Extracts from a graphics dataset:
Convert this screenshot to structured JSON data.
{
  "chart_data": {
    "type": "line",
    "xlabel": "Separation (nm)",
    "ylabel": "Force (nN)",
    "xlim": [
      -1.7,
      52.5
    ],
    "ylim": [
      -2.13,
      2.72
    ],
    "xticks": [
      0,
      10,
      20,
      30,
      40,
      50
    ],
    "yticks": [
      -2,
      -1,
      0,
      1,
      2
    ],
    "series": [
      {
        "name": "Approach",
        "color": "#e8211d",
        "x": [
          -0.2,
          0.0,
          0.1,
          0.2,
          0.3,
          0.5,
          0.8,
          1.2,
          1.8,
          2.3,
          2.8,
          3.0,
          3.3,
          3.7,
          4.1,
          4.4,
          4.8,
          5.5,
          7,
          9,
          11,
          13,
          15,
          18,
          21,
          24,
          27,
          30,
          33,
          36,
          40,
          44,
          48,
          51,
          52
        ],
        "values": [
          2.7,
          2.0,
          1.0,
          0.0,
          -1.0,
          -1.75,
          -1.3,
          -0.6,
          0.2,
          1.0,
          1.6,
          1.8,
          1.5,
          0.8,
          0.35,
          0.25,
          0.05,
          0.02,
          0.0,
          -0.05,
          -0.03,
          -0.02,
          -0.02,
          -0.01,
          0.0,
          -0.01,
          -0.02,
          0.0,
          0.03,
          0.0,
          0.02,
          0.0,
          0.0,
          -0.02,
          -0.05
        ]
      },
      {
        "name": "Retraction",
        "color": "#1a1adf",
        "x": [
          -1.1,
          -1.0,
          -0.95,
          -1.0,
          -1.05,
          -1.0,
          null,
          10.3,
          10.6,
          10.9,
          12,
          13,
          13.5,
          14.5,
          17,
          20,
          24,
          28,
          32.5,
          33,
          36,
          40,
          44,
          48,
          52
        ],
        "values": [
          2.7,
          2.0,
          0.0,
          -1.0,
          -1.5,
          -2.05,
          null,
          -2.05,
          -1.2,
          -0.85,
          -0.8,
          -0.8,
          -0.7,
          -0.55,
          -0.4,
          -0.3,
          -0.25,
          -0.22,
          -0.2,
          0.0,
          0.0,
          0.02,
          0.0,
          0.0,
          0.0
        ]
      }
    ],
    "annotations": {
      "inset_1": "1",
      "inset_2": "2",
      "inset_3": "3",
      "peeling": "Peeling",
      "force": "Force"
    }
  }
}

* **What is needed**
Return the entries above exactly as they appear.

* **Solution to this exercise**
Convert this screenshot to structured JSON data.
{
  "chart_data": {
    "type": "line",
    "xlabel": "Separation (nm)",
    "ylabel": "Force (nN)",
    "xlim": [
      -1.7,
      52.5
    ],
    "ylim": [
      -2.13,
      2.72
    ],
    "xticks": [
      0,
      10,
      20,
      30,
      40,
      50
    ],
    "yticks": [
      -2,
      -1,
      0,
      1,
      2
    ],
    "series": [
      {
        "name": "Approach",
        "color": "#e8211d",
        "x": [
          -0.2,
          0.0,
          0.1,
          0.2,
          0.3,
          0.5,
          0.8,
          1.2,
          1.8,
          2.3,
          2.8,
          3.0,
          3.3,
          3.7,
          4.1,
          4.4,
          4.8,
          5.5,
          7,
          9,
          11,
          13,
          15,
          18,
          21,
          24,
          27,
          30,
          33,
          36,
          40,
          44,
          48,
          51,
          52
        ],
        "values": [
          2.7,
          2.0,
          1.0,
          0.0,
          -1.0,
          -1.75,
          -1.3,
          -0.6,
          0.2,
          1.0,
          1.6,
          1.8,
          1.5,
          0.8,
          0.35,
          0.25,
          0.05,
          0.02,
          0.0,
          -0.05,
          -0.03,
          -0.02,
          -0.02,
          -0.01,
          0.0,
          -0.01,
          -0.02,
          0.0,
          0.03,
          0.0,
          0.02,
          0.0,
          0.0,
          -0.02,
          -0.05
        ]
      },
      {
        "name": "Retraction",
        "color": "#1a1adf",
        "x": [
          -1.1,
          -1.0,
          -0.95,
          -1.0,
          -1.05,
          -1.0,
          null,
          10.3,
          10.6,
          10.9,
          12,
          13,
          13.5,
          14.5,
          17,
          20,
          24,
          28,
          32.5,
          33,
          36,
          40,
          44,
          48,
          52
        ],
        "values": [
          2.7,
          2.0,
          0.0,
          -1.0,
          -1.5,
          -2.05,
          null,
          -2.05,
          -1.2,
          -0.85,
          -0.8,
          -0.8,
          -0.7,
          -0.55,
          -0.4,
          -0.3,
          -0.25,
          -0.22,
          -0.2,
          0.0,
          0.0,
          0.02,
          0.0,
          0.0,
          0.0
        ]
      }
    ],
    "annotations": {
      "inset_1": "1",
      "inset_2": "2",
      "inset_3": "3",
      "peeling": "Peeling",
      "force": "Force"
    }
  }
}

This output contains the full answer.